┌─ ENTRIES SUPPLIED
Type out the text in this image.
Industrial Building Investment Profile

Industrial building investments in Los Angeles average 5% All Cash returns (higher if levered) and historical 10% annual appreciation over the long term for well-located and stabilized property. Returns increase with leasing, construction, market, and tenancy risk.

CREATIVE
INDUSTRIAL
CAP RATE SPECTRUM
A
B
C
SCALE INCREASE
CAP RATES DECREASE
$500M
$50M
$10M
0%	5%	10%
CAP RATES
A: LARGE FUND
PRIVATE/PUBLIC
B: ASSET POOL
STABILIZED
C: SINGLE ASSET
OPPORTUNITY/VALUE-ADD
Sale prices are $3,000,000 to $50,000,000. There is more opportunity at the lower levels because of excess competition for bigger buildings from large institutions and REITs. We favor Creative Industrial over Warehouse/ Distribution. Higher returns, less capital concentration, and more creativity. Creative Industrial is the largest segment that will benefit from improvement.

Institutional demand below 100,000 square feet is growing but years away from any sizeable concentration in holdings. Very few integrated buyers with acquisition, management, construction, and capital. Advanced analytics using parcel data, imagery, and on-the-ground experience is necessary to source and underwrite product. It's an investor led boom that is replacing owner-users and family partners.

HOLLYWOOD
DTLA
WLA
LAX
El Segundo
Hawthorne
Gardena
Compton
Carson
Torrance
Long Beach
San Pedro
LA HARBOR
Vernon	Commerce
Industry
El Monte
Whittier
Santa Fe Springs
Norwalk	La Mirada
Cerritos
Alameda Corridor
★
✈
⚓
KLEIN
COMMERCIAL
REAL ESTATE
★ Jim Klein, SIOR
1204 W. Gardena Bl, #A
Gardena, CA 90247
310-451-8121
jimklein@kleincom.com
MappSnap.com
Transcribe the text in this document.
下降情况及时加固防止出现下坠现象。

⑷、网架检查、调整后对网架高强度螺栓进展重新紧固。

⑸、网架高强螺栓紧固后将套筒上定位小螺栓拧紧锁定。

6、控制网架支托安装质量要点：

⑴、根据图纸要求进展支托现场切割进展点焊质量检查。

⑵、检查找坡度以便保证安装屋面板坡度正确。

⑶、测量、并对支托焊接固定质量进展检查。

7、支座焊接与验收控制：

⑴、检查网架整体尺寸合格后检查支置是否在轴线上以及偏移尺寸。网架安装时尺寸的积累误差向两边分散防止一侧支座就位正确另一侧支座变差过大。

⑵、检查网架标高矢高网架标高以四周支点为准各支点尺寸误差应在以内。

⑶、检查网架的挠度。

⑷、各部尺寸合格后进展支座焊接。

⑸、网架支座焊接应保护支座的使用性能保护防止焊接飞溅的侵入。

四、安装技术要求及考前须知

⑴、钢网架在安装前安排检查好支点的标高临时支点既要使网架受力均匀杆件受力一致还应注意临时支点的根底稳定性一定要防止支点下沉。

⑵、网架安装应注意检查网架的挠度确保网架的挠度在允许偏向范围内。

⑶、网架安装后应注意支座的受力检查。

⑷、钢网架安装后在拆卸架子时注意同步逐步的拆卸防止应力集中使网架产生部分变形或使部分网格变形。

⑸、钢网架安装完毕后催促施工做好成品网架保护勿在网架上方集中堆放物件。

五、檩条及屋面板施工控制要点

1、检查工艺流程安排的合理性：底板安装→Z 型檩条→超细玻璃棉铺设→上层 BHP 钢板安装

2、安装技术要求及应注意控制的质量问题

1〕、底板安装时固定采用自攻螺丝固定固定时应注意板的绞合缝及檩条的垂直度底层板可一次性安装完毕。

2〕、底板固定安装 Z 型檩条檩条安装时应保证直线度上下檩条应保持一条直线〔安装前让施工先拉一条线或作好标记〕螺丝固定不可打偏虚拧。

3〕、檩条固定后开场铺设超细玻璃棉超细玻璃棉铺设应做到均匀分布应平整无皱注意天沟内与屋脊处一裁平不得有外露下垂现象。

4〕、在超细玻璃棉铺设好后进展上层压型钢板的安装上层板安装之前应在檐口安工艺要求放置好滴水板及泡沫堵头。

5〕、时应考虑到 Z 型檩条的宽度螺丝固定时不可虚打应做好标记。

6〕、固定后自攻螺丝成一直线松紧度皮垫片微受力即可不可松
└─
┌─ ENTRIES SUPPLIED
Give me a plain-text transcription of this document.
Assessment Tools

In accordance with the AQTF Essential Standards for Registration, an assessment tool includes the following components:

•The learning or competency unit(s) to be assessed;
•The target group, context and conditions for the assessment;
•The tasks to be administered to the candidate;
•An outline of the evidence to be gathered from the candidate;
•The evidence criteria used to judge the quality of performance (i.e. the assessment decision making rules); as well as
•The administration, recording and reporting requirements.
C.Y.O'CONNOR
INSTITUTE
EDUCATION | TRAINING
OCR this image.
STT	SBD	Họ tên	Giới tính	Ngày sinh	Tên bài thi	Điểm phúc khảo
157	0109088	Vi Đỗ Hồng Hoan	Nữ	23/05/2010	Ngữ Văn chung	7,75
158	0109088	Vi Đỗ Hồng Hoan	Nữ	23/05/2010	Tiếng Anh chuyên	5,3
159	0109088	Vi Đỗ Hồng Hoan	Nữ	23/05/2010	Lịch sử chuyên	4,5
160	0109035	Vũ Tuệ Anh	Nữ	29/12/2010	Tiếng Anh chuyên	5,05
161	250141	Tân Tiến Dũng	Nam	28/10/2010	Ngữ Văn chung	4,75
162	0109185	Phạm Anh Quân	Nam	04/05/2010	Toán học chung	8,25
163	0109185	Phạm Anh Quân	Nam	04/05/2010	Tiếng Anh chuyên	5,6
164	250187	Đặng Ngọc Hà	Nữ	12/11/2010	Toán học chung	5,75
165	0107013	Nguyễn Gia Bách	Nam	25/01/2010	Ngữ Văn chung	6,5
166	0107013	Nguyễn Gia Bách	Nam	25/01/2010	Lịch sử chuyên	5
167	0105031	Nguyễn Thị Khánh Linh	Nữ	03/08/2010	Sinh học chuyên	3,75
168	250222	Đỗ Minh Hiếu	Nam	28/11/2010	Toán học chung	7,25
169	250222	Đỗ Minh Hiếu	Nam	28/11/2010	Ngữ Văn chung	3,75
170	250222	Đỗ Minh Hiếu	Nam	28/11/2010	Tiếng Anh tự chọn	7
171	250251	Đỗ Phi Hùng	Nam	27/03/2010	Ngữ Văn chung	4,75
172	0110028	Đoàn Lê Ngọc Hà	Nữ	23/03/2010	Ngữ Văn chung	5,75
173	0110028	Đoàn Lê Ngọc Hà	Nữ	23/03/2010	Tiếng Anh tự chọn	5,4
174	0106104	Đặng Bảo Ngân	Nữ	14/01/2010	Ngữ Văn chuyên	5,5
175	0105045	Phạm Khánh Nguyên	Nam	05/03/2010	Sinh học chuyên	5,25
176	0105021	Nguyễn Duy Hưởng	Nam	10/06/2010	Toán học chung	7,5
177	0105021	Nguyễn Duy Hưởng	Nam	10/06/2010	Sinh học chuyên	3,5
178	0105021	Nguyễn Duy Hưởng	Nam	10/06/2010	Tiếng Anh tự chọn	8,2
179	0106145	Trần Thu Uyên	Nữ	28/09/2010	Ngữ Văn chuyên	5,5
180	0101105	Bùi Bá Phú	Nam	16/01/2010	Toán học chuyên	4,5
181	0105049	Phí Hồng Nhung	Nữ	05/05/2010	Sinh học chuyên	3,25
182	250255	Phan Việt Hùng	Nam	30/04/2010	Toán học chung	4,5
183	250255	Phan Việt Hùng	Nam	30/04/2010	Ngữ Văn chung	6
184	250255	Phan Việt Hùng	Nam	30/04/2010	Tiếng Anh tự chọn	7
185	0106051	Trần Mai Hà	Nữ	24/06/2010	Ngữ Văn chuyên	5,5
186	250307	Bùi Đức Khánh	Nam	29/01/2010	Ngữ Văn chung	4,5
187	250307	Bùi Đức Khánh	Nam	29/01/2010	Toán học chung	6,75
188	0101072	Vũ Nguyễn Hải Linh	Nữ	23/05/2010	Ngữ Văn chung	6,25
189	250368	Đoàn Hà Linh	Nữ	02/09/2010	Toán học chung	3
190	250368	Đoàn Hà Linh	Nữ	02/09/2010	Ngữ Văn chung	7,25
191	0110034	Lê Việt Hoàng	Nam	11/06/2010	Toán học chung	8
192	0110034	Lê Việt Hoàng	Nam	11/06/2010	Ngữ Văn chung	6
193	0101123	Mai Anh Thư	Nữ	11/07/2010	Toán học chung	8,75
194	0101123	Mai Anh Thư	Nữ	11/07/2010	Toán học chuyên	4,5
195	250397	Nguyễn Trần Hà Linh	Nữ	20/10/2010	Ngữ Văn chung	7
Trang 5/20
└─
Find the word "Minh" in the data and copy out each line where it turns up.

# [OUTPUT OF THE EXERCISE]
168	250222	Đỗ Minh Hiếu	Nam	28/11/2010	Toán học chung	7,25
169	250222	Đỗ Minh Hiếu	Nam	28/11/2010	Ngữ Văn chung	3,75
170	250222	Đỗ Minh Hiếu	Nam	28/11/2010	Tiếng Anh tự chọn	7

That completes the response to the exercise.